>> START

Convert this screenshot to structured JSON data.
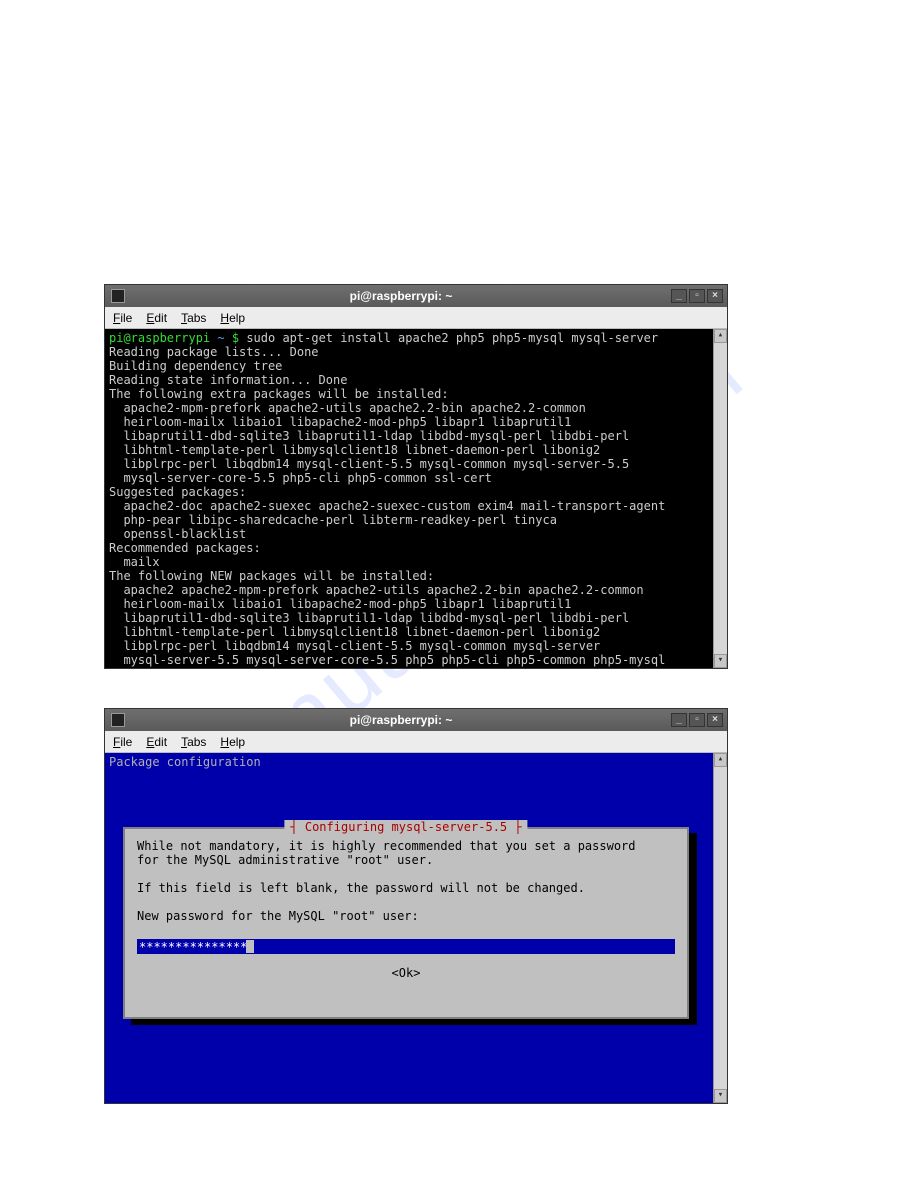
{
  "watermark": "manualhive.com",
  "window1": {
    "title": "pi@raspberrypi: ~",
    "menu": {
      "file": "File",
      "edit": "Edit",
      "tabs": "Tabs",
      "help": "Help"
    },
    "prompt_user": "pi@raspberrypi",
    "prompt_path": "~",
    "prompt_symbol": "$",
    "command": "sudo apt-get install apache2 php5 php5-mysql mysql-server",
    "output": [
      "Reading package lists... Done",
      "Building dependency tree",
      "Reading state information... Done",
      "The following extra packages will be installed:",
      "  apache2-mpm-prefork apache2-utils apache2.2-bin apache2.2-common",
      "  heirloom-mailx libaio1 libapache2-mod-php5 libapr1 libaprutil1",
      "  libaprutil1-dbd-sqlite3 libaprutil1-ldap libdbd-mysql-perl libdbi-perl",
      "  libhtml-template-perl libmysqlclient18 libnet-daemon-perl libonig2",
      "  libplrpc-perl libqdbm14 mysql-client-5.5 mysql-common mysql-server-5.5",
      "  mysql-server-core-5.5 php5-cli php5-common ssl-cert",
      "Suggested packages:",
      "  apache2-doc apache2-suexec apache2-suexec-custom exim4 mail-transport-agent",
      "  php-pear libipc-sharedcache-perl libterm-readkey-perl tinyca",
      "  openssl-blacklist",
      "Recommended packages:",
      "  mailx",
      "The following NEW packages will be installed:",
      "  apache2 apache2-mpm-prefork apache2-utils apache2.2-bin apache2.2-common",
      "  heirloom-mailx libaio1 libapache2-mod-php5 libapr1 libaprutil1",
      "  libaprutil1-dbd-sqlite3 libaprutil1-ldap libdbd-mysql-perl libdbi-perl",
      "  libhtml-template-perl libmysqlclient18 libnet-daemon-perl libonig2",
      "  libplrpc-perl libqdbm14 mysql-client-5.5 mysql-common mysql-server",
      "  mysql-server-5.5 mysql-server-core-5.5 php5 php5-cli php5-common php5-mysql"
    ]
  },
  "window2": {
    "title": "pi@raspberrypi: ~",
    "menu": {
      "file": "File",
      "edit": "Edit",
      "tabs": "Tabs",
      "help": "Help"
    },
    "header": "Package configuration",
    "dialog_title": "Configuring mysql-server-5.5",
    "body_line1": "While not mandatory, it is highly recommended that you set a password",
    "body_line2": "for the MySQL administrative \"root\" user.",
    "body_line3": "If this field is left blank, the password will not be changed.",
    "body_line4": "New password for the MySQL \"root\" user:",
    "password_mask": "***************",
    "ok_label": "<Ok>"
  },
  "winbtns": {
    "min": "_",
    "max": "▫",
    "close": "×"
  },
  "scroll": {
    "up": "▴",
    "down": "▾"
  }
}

>> END
>> START

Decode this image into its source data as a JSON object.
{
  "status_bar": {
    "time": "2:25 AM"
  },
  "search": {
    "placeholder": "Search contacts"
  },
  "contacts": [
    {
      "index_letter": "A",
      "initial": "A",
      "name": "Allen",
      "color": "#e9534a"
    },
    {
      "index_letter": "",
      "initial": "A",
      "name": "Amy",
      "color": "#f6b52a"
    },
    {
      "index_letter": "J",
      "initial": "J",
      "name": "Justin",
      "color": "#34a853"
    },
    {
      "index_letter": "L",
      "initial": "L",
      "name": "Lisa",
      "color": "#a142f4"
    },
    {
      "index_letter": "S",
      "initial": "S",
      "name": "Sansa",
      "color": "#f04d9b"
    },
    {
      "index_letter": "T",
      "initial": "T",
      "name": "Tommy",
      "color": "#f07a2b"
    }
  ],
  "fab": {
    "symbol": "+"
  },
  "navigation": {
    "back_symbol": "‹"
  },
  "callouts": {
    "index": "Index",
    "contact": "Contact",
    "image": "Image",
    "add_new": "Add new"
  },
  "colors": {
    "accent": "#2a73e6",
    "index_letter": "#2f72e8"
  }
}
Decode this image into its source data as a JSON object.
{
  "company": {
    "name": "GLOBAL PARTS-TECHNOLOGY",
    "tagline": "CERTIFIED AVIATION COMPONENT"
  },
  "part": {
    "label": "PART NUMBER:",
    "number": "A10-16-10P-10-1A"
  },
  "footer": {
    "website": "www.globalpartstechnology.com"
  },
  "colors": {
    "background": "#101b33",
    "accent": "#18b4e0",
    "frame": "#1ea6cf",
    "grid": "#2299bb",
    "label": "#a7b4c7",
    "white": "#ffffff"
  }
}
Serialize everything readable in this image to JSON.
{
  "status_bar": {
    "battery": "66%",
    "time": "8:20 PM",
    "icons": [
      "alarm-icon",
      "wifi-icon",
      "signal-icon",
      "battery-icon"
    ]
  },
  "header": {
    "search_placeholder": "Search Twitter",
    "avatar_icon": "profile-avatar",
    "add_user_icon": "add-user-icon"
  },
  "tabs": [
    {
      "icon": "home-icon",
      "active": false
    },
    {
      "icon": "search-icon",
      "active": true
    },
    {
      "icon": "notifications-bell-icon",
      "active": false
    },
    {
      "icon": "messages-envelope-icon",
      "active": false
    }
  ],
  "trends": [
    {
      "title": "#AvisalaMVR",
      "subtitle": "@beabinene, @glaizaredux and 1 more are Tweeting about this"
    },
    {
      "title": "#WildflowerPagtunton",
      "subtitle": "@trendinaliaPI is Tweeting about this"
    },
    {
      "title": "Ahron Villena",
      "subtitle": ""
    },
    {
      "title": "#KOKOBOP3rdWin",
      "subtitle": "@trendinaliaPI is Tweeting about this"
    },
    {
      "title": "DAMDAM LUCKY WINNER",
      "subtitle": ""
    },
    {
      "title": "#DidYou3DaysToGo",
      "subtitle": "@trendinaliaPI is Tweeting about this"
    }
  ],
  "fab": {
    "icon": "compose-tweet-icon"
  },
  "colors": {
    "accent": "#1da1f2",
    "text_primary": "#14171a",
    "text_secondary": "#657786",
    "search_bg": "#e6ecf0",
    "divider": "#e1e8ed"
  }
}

>> END
>> START

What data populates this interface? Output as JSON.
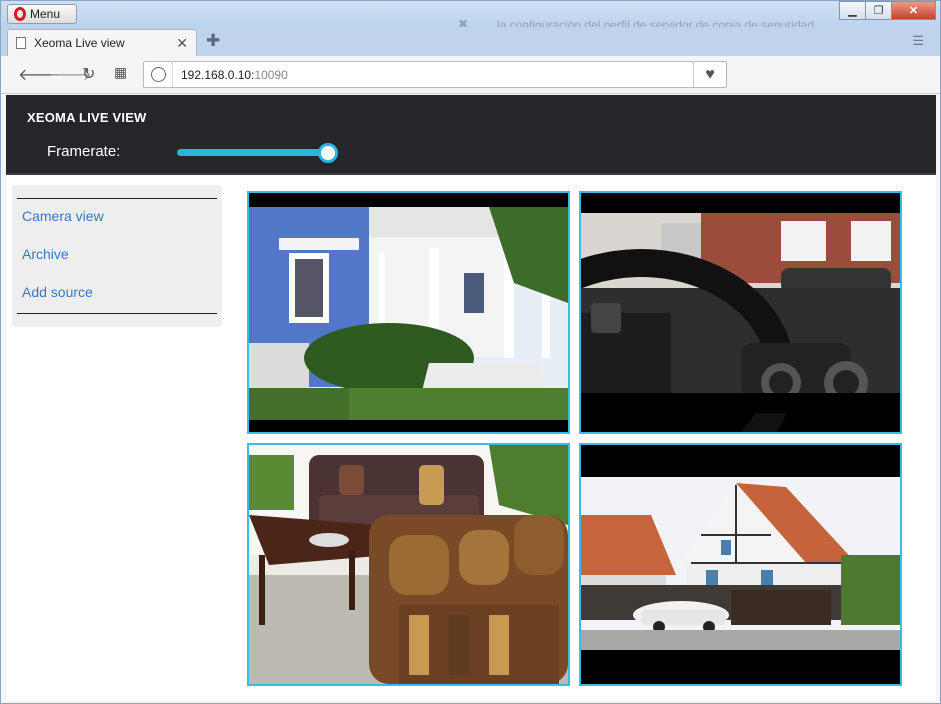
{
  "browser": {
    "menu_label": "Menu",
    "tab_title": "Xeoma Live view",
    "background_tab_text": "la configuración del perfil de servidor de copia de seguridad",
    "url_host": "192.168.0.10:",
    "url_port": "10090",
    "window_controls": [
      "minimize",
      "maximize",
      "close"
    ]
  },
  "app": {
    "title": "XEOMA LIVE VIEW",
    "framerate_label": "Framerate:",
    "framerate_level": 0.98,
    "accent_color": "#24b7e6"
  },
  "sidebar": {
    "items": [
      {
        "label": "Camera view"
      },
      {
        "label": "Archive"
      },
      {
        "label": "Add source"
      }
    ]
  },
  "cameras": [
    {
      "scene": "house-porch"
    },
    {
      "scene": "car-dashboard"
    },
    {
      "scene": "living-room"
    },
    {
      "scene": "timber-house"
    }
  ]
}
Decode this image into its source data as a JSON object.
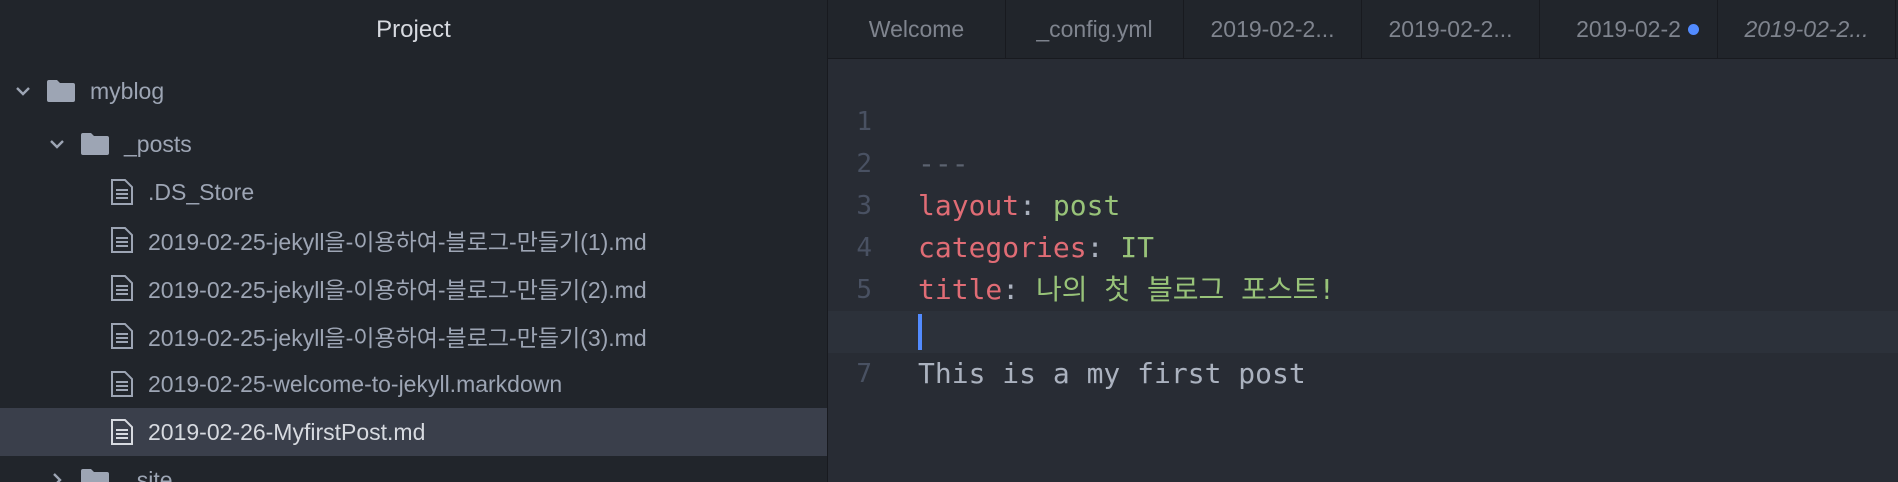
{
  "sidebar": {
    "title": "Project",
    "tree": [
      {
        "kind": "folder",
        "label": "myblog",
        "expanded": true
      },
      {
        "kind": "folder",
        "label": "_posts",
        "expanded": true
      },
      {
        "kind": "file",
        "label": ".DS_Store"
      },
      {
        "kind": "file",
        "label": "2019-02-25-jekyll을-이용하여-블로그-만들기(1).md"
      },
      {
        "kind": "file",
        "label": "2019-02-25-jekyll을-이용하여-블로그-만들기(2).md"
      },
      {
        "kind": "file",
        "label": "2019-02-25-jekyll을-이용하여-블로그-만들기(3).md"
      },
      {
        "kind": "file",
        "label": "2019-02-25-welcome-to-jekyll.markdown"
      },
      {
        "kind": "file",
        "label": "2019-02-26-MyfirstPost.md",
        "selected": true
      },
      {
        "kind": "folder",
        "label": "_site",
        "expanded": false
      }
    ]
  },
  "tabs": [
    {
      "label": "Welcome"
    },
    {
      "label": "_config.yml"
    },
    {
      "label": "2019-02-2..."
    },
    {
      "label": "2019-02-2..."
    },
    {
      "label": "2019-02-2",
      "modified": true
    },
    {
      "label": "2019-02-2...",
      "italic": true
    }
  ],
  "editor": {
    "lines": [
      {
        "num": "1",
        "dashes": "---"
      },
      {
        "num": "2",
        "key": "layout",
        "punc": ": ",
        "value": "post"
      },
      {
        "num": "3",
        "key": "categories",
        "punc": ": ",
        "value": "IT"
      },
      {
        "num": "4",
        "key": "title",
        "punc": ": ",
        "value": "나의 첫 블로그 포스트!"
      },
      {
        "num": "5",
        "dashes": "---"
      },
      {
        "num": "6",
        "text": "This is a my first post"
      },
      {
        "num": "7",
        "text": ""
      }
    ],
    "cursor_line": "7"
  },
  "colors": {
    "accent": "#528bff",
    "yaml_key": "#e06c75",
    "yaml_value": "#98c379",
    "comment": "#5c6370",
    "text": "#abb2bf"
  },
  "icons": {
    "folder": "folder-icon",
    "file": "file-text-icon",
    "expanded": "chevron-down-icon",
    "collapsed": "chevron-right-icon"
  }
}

>> END

◆ What is asked ◆
All lines above containing the string "following" are to be collected.

◆ Output below ◆
      "The following extra packages will be installed:",
      "The following NEW packages will be installed:",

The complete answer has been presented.